>> Start SUPPLIED MATERIAL

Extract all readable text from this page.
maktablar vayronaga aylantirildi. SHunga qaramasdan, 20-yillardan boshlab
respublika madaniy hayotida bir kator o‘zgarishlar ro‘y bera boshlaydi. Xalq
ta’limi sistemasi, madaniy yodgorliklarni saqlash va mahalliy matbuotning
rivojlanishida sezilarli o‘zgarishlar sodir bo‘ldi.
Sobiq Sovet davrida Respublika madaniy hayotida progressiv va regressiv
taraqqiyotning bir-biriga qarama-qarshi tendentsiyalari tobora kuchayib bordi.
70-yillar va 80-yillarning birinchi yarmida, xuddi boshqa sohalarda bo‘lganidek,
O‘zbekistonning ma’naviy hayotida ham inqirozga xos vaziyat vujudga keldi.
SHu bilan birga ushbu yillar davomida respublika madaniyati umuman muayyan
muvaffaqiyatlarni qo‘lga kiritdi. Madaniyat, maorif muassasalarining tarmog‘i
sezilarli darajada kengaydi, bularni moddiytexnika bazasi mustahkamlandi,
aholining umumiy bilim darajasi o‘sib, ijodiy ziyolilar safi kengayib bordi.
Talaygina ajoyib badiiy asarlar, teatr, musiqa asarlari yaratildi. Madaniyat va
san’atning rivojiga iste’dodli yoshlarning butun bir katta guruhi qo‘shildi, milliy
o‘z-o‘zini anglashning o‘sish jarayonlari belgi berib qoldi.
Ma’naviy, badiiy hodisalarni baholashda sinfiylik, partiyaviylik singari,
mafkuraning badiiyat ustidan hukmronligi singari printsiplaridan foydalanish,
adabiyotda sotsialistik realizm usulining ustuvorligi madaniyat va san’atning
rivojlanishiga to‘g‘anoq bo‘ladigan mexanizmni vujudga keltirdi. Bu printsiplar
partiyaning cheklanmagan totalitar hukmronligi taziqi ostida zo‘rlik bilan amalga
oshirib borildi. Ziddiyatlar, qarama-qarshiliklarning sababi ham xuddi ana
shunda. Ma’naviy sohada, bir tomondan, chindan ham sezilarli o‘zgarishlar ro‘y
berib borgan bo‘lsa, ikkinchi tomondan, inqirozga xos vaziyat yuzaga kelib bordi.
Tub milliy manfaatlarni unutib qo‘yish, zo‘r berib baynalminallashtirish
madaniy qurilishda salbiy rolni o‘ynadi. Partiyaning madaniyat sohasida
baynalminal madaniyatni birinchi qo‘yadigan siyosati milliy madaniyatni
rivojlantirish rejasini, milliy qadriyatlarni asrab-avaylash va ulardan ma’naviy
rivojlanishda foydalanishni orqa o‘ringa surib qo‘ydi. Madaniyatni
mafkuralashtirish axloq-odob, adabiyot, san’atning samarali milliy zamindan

>> End SUPPLIED MATERIAL
>> Start SUPPLIED MATERIAL

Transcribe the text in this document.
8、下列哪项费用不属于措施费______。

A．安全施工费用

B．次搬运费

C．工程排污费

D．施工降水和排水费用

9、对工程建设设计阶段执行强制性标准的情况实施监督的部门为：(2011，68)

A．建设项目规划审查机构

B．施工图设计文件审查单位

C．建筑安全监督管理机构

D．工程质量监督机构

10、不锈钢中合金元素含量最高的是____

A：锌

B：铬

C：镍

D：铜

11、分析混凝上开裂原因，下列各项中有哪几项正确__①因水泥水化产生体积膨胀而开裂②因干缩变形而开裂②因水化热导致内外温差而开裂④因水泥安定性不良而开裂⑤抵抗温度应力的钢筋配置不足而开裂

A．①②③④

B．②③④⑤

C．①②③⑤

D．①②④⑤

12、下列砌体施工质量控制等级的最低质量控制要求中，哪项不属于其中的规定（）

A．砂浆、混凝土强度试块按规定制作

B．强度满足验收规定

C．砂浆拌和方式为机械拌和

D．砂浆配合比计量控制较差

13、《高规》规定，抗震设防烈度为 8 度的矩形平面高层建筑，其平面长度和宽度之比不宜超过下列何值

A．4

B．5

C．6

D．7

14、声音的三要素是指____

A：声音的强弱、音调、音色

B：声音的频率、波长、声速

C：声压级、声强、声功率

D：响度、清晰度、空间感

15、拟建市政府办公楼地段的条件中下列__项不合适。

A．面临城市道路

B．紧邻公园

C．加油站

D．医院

>> End SUPPLIED MATERIAL
>> Start SUPPLIED MATERIAL

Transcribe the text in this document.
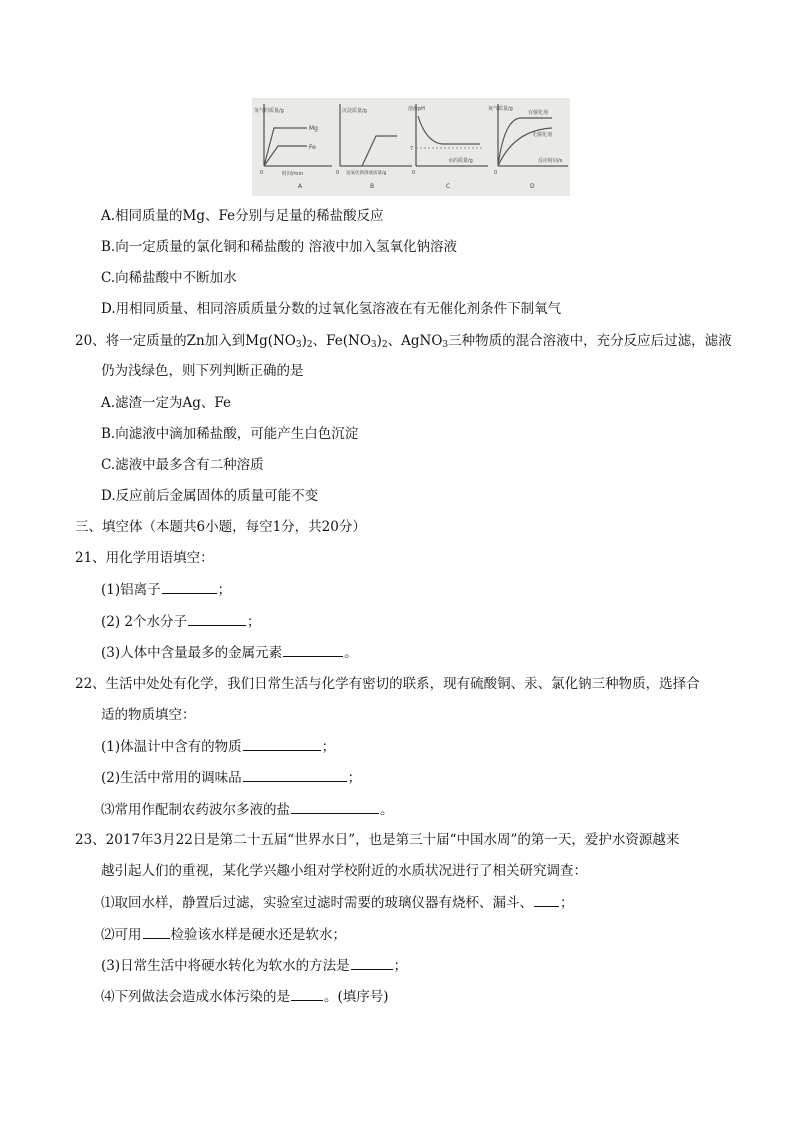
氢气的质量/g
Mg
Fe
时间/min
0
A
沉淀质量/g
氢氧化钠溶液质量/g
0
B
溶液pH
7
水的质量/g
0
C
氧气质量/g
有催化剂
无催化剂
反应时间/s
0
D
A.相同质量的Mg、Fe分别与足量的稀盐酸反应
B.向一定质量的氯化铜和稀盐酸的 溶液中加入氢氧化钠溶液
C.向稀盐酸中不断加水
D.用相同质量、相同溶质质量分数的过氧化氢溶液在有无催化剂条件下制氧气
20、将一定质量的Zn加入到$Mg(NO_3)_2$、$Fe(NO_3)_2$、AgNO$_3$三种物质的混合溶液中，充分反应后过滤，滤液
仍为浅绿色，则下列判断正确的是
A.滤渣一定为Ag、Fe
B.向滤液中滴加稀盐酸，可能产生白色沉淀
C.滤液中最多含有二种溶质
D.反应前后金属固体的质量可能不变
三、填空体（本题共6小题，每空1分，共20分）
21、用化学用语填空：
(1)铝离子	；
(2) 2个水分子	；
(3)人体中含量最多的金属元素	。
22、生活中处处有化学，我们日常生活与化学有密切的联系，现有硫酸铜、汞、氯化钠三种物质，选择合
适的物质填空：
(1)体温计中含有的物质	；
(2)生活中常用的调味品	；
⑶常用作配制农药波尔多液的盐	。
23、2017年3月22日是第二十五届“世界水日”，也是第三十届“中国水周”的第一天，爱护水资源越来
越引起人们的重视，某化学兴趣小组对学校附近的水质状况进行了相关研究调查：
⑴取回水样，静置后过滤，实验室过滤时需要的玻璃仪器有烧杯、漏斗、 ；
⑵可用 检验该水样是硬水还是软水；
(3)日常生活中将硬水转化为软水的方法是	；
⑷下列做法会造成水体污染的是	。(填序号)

>> End SUPPLIED MATERIAL

THE REQUEST:
Make a copy of each line that contains the string "bilan".

RESPONSE TO THIS EXERCISE:
SHu bilan birga ushbu yillar davomida respublika madaniyati umuman muayyan
partiyaning cheklanmagan totalitar hukmronligi taziqi ostida zo‘rlik bilan amalga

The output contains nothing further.